---------- INPUT FOR THIS TASK

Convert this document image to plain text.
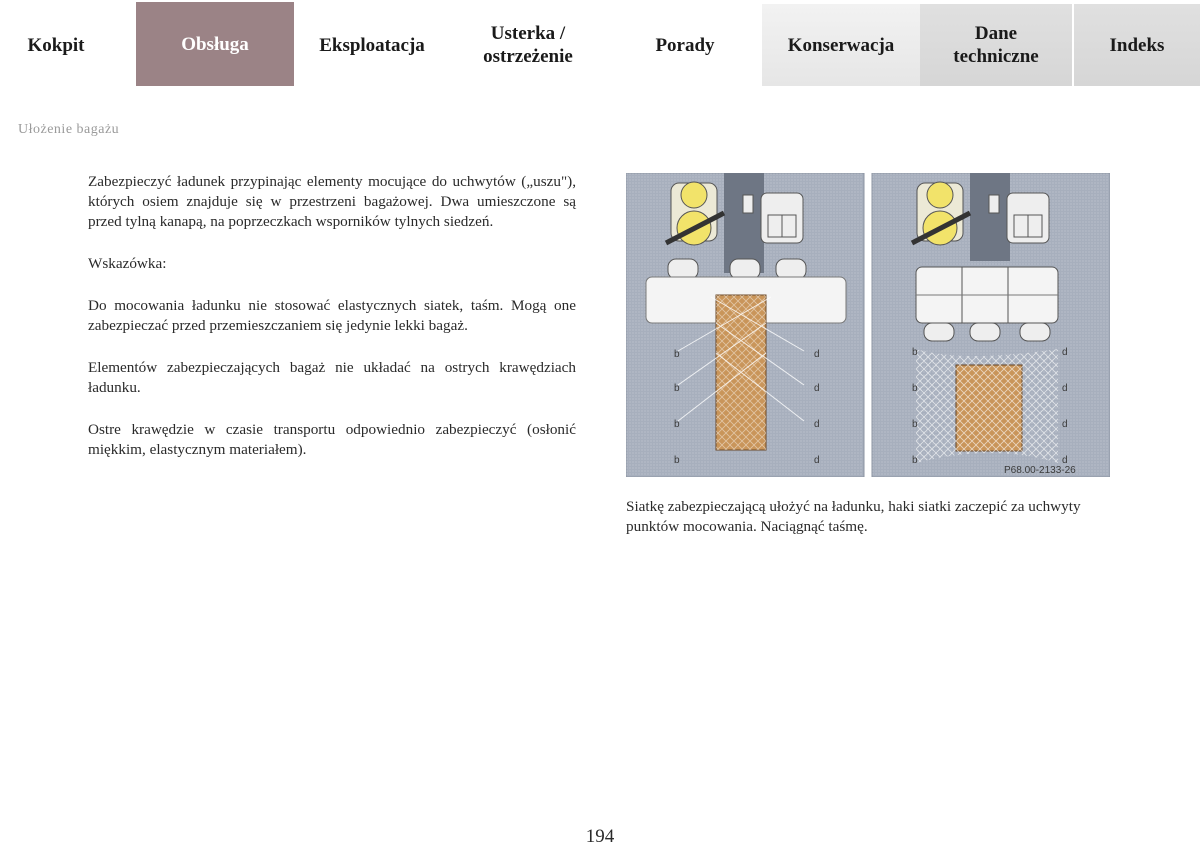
Kokpit	Obsługa	Eksploatacja
Usterka /
ostrzeżenie
Porady	Konserwacja
Dane
techniczne
Indeks
Ułożenie bagażu

Zabezpieczyć ładunek przypinając elementy mocujące do uchwytów („uszu"), których osiem znajduje się w przestrzeni bagażowej. Dwa umieszczone są przed tylną kanapą, na poprzeczkach wsporników tylnych siedzeń.

Wskazówka:

Do mocowania ładunku nie stosować elastycznych siatek, taśm. Mogą one zabezpieczać przed przemieszczaniem się jedynie lekki bagaż.

Elementów zabezpieczających bagaż nie układać na ostrych krawędziach ładunku.

Ostre krawędzie w czasie transportu odpowiednio zabezpieczyć (osłonić miękkim, elastycznym materiałem).

b
b
b
b
d
d
d
d
b
b
b
b
d
d
d
d
P68.00-2133-26
Siatkę zabezpieczającą ułożyć na ładunku, haki siatki zaczepić za uchwyty punktów mocowania. Naciągnąć taśmę.
194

--------------------

## EXERCISE
Copy the listing in full and without alteration, omitting every picture.

## FINISHED EXERCISE
Convert this document image to plain text.
Kokpit	Obsługa	Eksploatacja
Usterka /
ostrzeżenie
Porady	Konserwacja
Dane
techniczne
Indeks
Ułożenie bagażu

Zabezpieczyć ładunek przypinając elementy mocujące do uchwytów („uszu"), których osiem znajduje się w przestrzeni bagażowej. Dwa umieszczone są przed tylną kanapą, na poprzeczkach wsporników tylnych siedzeń.

Wskazówka:

Do mocowania ładunku nie stosować elastycznych siatek, taśm. Mogą one zabezpieczać przed przemieszczaniem się jedynie lekki bagaż.

Elementów zabezpieczających bagaż nie układać na ostrych krawędziach ładunku.

Ostre krawędzie w czasie transportu odpowiednio zabezpieczyć (osłonić miękkim, elastycznym materiałem).

b
b
b
b
d
d
d
d
b
b
b
b
d
d
d
d
P68.00-2133-26
Siatkę zabezpieczającą ułożyć na ładunku, haki siatki zaczepić za uchwyty punktów mocowania. Naciągnąć taśmę.
194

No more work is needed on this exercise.